REQUEST: Return each line of the data below exactly, omitting any pictures.

RECORDS FOR THE EXERCISE:
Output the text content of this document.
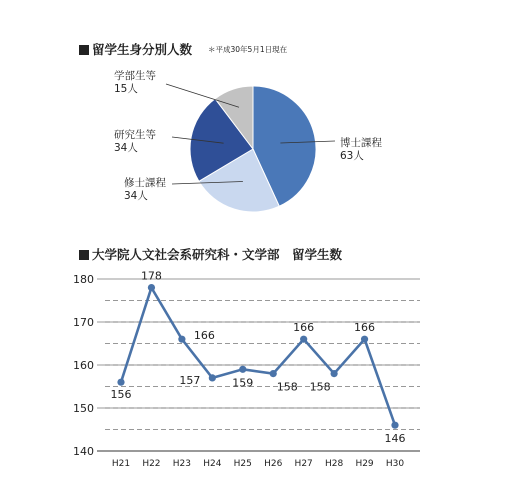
留学生身分別人数 ＊平成30年5月1日現在
学部生等
15人
研究生等
34人
修士課程
34人
博士課程
63人
大学院人文社会系研究科・文学部　留学生数
140
150
160
170
180
H21 H22 H23 H24 H25 H26 H27 H28 H29 H30
156
178
166
157	159 158
166
158
166
146
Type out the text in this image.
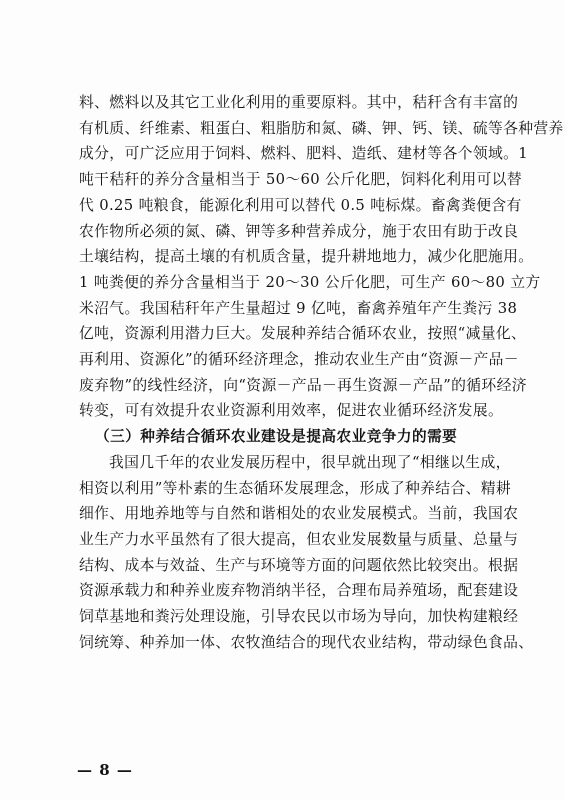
料、燃料以及其它工业化利用的重要原料。其中，秸秆含有丰富的
有机质、纤维素、粗蛋白、粗脂肪和氮、磷、钾、钙、镁、硫等各种营养
成分，可广泛应用于饲料、燃料、肥料、造纸、建材等各个领域。1
吨干秸秆的养分含量相当于 50～60 公斤化肥，饲料化利用可以替
代 0.25 吨粮食，能源化利用可以替代 0.5 吨标煤。畜禽粪便含有
农作物所必须的氮、磷、钾等多种营养成分，施于农田有助于改良
土壤结构，提高土壤的有机质含量，提升耕地地力，减少化肥施用。
1 吨粪便的养分含量相当于 20～30 公斤化肥，可生产 60～80 立方
米沼气。我国秸秆年产生量超过 9 亿吨，畜禽养殖年产生粪污 38
亿吨，资源利用潜力巨大。发展种养结合循环农业，按照“减量化、
再利用、资源化”的循环经济理念，推动农业生产由“资源－产品－
废弃物”的线性经济，向“资源－产品－再生资源－产品”的循环经济
转变，可有效提升农业资源利用效率，促进农业循环经济发展。

（三）种养结合循环农业建设是提高农业竞争力的需要

我国几千年的农业发展历程中，很早就出现了“相继以生成，
相资以利用”等朴素的生态循环发展理念，形成了种养结合、精耕
细作、用地养地等与自然和谐相处的农业发展模式。当前，我国农
业生产力水平虽然有了很大提高，但农业发展数量与质量、总量与
结构、成本与效益、生产与环境等方面的问题依然比较突出。根据
资源承载力和种养业废弃物消纳半径，合理布局养殖场，配套建设
饲草基地和粪污处理设施，引导农民以市场为导向，加快构建粮经
饲统筹、种养加一体、农牧渔结合的现代农业结构，带动绿色食品、

— 8 —
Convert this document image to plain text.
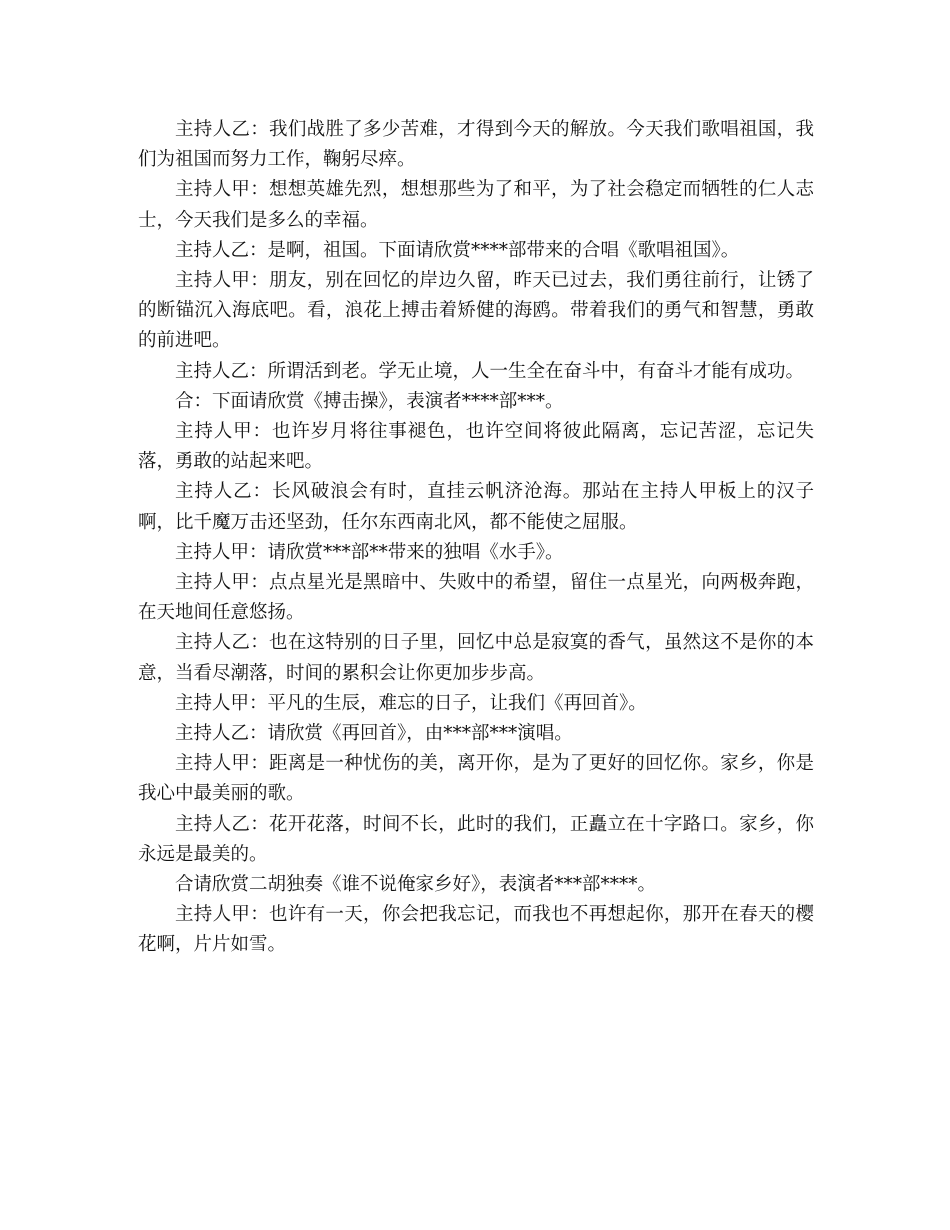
主持人乙：我们战胜了多少苦难，才得到今天的解放。今天我们歌唱祖国，我们为祖国而努力工作，鞠躬尽瘁。

主持人甲：想想英雄先烈，想想那些为了和平，为了社会稳定而牺牲的仁人志士，今天我们是多么的幸福。

主持人乙：是啊，祖国。下面请欣赏****部带来的合唱《歌唱祖国》。

主持人甲：朋友，别在回忆的岸边久留，昨天已过去，我们勇往前行，让锈了的断锚沉入海底吧。看，浪花上搏击着矫健的海鸥。带着我们的勇气和智慧，勇敢的前进吧。

主持人乙：所谓活到老。学无止境，人一生全在奋斗中，有奋斗才能有成功。

合：下面请欣赏《搏击操》，表演者****部***。

主持人甲：也许岁月将往事褪色，也许空间将彼此隔离，忘记苦涩，忘记失落，勇敢的站起来吧。

主持人乙：长风破浪会有时，直挂云帆济沧海。那站在主持人甲板上的汉子啊，比千魔万击还坚劲，任尔东西南北风，都不能使之屈服。

主持人甲：请欣赏***部**带来的独唱《水手》。

主持人甲：点点星光是黑暗中、失败中的希望，留住一点星光，向两极奔跑，在天地间任意悠扬。

主持人乙：也在这特别的日子里，回忆中总是寂寞的香气，虽然这不是你的本意，当看尽潮落，时间的累积会让你更加步步高。

主持人甲：平凡的生辰，难忘的日子，让我们《再回首》。

主持人乙：请欣赏《再回首》，由***部***演唱。

主持人甲：距离是一种忧伤的美，离开你，是为了更好的回忆你。家乡，你是我心中最美丽的歌。

主持人乙：花开花落，时间不长，此时的我们，正矗立在十字路口。家乡，你永远是最美的。

合请欣赏二胡独奏《谁不说俺家乡好》，表演者***部****。

主持人甲：也许有一天，你会把我忘记，而我也不再想起你，那开在春天的樱花啊，片片如雪。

SOLVED EXERCISE:
Output the text content of this document.
留学生身分別人数 ＊平成30年5月1日現在
学部生等
15人
研究生等
34人
修士課程
34人
博士課程
63人
大学院人文社会系研究科・文学部　留学生数
140
150
160
170
180
H21 H22 H23 H24 H25 H26 H27 H28 H29 H30
156
178
166
157	159 158
166
158
166
146
Type out the text in this image.
料、燃料以及其它工业化利用的重要原料。其中，秸秆含有丰富的
有机质、纤维素、粗蛋白、粗脂肪和氮、磷、钾、钙、镁、硫等各种营养
成分，可广泛应用于饲料、燃料、肥料、造纸、建材等各个领域。1
吨干秸秆的养分含量相当于 50～60 公斤化肥，饲料化利用可以替
代 0.25 吨粮食，能源化利用可以替代 0.5 吨标煤。畜禽粪便含有
农作物所必须的氮、磷、钾等多种营养成分，施于农田有助于改良
土壤结构，提高土壤的有机质含量，提升耕地地力，减少化肥施用。
1 吨粪便的养分含量相当于 20～30 公斤化肥，可生产 60～80 立方
米沼气。我国秸秆年产生量超过 9 亿吨，畜禽养殖年产生粪污 38
亿吨，资源利用潜力巨大。发展种养结合循环农业，按照“减量化、
再利用、资源化”的循环经济理念，推动农业生产由“资源－产品－
废弃物”的线性经济，向“资源－产品－再生资源－产品”的循环经济
转变，可有效提升农业资源利用效率，促进农业循环经济发展。

（三）种养结合循环农业建设是提高农业竞争力的需要

我国几千年的农业发展历程中，很早就出现了“相继以生成，
相资以利用”等朴素的生态循环发展理念，形成了种养结合、精耕
细作、用地养地等与自然和谐相处的农业发展模式。当前，我国农
业生产力水平虽然有了很大提高，但农业发展数量与质量、总量与
结构、成本与效益、生产与环境等方面的问题依然比较突出。根据
资源承载力和种养业废弃物消纳半径，合理布局养殖场，配套建设
饲草基地和粪污处理设施，引导农民以市场为导向，加快构建粮经
饲统筹、种养加一体、农牧渔结合的现代农业结构，带动绿色食品、

— 8 —
Convert this document image to plain text.
主持人乙：我们战胜了多少苦难，才得到今天的解放。今天我们歌唱祖国，我们为祖国而努力工作，鞠躬尽瘁。

主持人甲：想想英雄先烈，想想那些为了和平，为了社会稳定而牺牲的仁人志士，今天我们是多么的幸福。

主持人乙：是啊，祖国。下面请欣赏****部带来的合唱《歌唱祖国》。

主持人甲：朋友，别在回忆的岸边久留，昨天已过去，我们勇往前行，让锈了的断锚沉入海底吧。看，浪花上搏击着矫健的海鸥。带着我们的勇气和智慧，勇敢的前进吧。

主持人乙：所谓活到老。学无止境，人一生全在奋斗中，有奋斗才能有成功。

合：下面请欣赏《搏击操》，表演者****部***。

主持人甲：也许岁月将往事褪色，也许空间将彼此隔离，忘记苦涩，忘记失落，勇敢的站起来吧。

主持人乙：长风破浪会有时，直挂云帆济沧海。那站在主持人甲板上的汉子啊，比千魔万击还坚劲，任尔东西南北风，都不能使之屈服。

主持人甲：请欣赏***部**带来的独唱《水手》。

主持人甲：点点星光是黑暗中、失败中的希望，留住一点星光，向两极奔跑，在天地间任意悠扬。

主持人乙：也在这特别的日子里，回忆中总是寂寞的香气，虽然这不是你的本意，当看尽潮落，时间的累积会让你更加步步高。

主持人甲：平凡的生辰，难忘的日子，让我们《再回首》。

主持人乙：请欣赏《再回首》，由***部***演唱。

主持人甲：距离是一种忧伤的美，离开你，是为了更好的回忆你。家乡，你是我心中最美丽的歌。

主持人乙：花开花落，时间不长，此时的我们，正矗立在十字路口。家乡，你永远是最美的。

合请欣赏二胡独奏《谁不说俺家乡好》，表演者***部****。

主持人甲：也许有一天，你会把我忘记，而我也不再想起你，那开在春天的樱花啊，片片如雪。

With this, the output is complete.